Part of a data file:
----------

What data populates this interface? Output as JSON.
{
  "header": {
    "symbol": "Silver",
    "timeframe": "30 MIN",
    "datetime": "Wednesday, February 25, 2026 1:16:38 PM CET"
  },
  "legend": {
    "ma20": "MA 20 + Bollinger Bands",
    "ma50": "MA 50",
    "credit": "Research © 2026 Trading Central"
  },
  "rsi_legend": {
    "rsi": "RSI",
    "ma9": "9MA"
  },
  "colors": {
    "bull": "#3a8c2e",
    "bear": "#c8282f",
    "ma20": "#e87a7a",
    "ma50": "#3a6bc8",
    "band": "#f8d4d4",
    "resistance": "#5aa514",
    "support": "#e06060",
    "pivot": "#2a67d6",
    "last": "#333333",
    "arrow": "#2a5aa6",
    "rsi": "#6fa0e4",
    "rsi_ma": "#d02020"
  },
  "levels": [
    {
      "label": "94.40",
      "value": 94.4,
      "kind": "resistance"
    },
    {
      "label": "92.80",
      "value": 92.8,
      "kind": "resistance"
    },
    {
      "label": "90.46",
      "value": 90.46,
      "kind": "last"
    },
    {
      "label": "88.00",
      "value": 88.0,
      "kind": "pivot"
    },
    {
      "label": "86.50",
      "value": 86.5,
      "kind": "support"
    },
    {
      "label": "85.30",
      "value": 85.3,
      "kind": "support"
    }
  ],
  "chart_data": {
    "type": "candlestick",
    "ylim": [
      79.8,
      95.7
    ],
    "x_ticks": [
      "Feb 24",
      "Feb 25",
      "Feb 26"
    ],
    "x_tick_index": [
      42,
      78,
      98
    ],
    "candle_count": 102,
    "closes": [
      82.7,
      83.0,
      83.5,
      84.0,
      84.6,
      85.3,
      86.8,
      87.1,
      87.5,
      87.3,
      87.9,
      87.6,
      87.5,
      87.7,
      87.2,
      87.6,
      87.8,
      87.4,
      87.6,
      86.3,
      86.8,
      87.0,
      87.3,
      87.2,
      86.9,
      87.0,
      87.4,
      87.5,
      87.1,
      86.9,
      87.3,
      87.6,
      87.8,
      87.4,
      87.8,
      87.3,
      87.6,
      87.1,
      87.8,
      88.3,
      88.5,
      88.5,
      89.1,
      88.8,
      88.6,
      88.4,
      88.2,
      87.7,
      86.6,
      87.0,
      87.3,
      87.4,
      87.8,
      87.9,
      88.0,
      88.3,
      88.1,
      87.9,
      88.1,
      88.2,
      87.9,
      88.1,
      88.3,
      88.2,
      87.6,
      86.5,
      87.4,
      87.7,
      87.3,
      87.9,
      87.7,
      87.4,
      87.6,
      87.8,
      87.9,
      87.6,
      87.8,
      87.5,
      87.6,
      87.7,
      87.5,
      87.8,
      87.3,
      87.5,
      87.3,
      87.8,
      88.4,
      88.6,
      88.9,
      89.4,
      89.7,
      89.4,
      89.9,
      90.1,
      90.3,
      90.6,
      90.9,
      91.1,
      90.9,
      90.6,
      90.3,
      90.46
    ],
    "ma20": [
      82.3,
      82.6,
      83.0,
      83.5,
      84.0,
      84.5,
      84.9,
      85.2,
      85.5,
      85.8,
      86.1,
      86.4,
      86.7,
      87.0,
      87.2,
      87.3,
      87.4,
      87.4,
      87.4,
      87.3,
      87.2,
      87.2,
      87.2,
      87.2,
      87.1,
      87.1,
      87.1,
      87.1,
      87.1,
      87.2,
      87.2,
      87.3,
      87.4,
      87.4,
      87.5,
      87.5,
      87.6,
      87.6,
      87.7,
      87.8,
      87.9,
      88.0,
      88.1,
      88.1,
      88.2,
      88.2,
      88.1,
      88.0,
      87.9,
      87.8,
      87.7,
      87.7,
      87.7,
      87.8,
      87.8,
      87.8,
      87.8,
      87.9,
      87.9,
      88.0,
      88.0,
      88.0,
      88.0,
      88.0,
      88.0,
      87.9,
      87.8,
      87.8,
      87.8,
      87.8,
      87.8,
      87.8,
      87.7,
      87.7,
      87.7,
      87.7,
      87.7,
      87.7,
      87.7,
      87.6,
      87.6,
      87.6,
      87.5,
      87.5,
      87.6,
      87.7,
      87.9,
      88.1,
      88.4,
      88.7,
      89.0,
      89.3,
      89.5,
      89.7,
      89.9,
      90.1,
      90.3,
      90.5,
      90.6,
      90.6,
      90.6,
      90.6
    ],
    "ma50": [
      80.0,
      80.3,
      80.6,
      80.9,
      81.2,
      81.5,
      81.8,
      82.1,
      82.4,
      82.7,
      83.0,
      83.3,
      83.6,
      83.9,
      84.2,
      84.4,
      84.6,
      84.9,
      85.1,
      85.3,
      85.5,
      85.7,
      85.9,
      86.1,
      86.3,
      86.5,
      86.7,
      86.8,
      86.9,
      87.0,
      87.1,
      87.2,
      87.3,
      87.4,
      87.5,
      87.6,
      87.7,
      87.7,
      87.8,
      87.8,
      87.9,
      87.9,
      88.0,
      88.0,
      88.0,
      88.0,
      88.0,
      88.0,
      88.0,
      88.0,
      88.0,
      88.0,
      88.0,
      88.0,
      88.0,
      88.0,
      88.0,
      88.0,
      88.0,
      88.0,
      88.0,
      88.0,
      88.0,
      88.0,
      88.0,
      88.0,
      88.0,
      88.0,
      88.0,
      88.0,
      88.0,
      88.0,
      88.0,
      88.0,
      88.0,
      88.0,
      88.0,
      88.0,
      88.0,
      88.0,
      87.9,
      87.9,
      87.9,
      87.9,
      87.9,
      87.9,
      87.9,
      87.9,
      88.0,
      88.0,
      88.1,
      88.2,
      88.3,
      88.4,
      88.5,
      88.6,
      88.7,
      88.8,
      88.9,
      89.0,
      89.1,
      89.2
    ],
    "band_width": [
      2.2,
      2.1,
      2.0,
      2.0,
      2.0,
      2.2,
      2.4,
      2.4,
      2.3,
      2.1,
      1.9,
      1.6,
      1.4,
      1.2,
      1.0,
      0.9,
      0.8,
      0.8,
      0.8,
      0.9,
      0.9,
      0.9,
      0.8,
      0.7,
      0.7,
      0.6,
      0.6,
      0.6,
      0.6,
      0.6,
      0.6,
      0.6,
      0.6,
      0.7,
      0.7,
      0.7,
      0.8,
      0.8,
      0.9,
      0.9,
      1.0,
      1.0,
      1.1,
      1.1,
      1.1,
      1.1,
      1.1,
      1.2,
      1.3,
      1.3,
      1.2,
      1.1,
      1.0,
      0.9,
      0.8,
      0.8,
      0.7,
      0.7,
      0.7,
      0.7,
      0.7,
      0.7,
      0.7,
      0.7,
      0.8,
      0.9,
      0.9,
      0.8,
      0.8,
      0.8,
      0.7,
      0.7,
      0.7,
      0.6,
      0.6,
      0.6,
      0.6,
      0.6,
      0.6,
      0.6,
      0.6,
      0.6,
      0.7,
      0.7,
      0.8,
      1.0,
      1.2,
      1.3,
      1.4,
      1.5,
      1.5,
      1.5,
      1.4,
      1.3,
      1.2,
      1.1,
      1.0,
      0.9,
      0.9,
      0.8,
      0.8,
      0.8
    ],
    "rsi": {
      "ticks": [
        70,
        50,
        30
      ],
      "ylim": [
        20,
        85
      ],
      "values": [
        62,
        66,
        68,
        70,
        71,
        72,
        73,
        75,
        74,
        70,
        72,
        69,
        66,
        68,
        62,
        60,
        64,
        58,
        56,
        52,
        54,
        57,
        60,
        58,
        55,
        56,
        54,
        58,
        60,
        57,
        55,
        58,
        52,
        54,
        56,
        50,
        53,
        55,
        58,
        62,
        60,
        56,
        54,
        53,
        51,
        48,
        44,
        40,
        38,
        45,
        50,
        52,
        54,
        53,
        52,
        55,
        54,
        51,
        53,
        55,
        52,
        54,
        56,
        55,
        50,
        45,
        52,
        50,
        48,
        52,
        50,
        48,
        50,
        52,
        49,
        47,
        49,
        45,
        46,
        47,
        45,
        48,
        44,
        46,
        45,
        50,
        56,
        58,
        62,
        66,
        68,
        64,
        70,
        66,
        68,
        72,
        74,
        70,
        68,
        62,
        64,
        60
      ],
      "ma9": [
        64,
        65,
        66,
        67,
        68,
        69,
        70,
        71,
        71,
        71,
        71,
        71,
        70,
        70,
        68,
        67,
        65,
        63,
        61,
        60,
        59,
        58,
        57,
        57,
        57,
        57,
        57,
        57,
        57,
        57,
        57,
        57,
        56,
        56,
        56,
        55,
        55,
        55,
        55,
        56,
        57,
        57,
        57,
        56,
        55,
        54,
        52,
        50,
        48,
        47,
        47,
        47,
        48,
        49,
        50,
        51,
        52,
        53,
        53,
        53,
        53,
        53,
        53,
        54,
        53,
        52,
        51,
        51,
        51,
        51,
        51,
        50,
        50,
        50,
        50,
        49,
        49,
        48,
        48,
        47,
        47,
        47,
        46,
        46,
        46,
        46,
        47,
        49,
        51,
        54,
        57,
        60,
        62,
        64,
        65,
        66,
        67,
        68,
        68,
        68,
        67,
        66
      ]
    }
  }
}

----------

▸ Objective
Give nothing but the count of lines in the listing above that hold the string "label".

▸ Final result
6